Exercise aim -
Please extract every line of the material below that contains the string "Aleady", treating uppercase and lowercase as different.

Source material -

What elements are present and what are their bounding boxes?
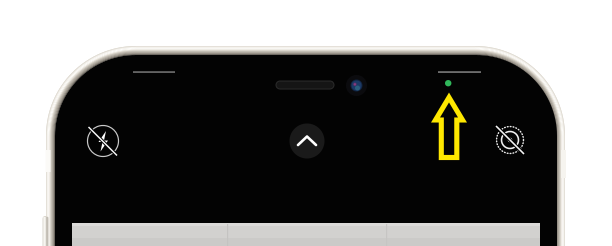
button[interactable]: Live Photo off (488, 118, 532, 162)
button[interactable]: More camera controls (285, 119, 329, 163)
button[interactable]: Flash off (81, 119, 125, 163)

...

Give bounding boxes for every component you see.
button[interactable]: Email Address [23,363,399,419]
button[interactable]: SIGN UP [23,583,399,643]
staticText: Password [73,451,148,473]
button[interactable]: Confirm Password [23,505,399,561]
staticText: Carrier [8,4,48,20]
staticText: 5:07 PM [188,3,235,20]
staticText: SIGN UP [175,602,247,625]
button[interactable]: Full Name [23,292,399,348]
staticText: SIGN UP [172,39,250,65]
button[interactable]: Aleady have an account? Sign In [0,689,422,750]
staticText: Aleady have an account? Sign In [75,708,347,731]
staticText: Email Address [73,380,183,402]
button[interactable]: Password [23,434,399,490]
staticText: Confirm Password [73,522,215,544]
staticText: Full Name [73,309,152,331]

...

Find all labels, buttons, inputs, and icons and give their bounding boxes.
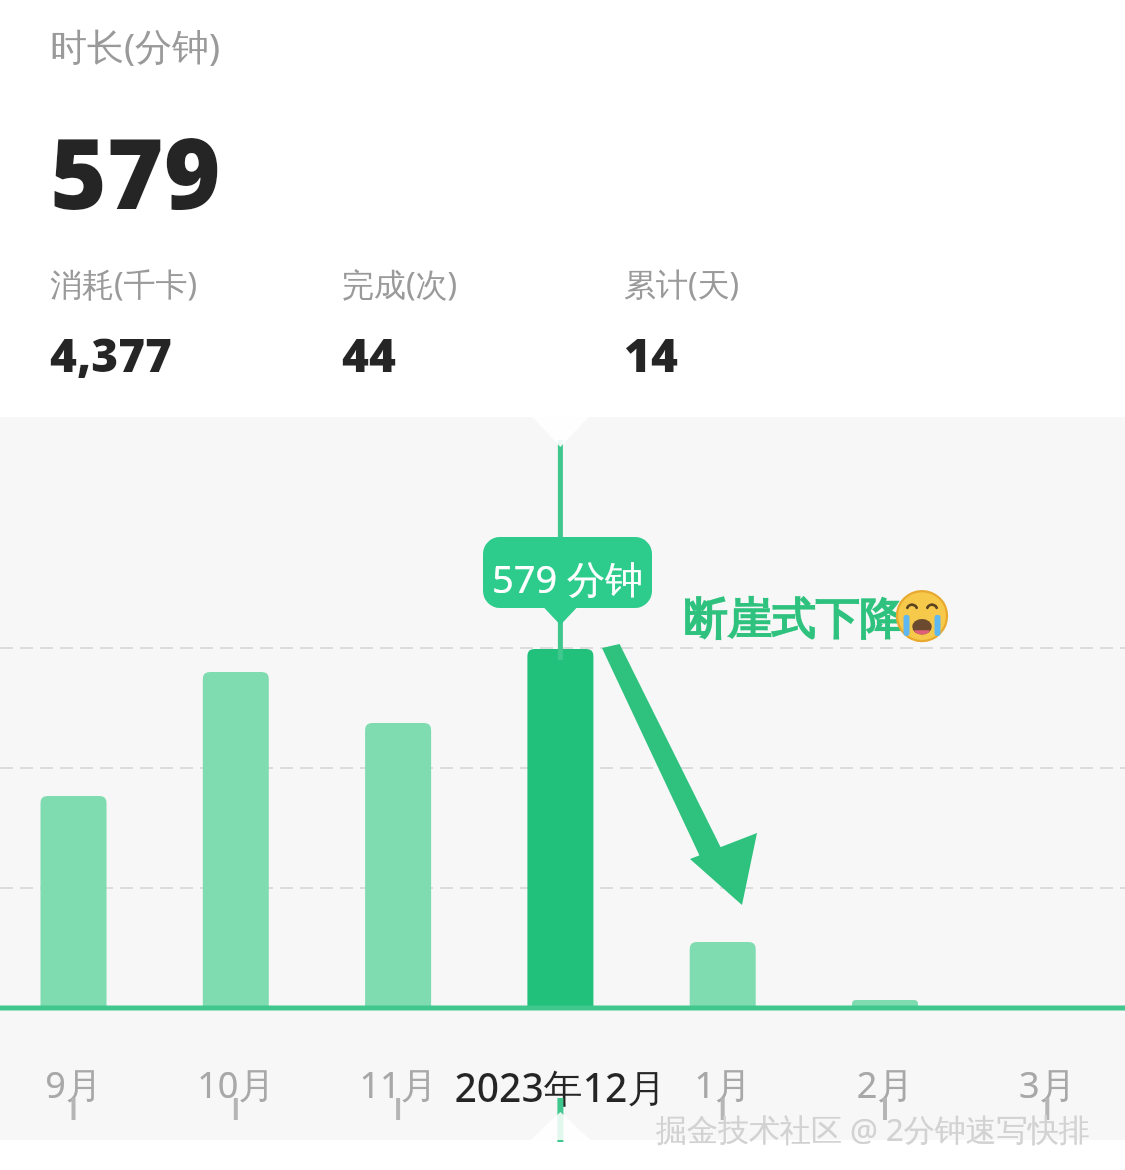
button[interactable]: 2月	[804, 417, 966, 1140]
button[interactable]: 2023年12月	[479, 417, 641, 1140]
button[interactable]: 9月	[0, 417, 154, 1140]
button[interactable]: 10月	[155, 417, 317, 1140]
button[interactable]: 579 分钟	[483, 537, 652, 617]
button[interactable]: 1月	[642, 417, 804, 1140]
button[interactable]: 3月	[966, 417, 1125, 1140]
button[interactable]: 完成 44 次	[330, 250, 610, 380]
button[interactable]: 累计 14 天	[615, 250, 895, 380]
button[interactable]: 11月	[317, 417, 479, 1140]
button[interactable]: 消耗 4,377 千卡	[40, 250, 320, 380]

Exercise output -
button[interactable]: Aleady have an account? Sign In [0,689,422,750]
staticText: Aleady have an account? Sign In [75,708,347,731]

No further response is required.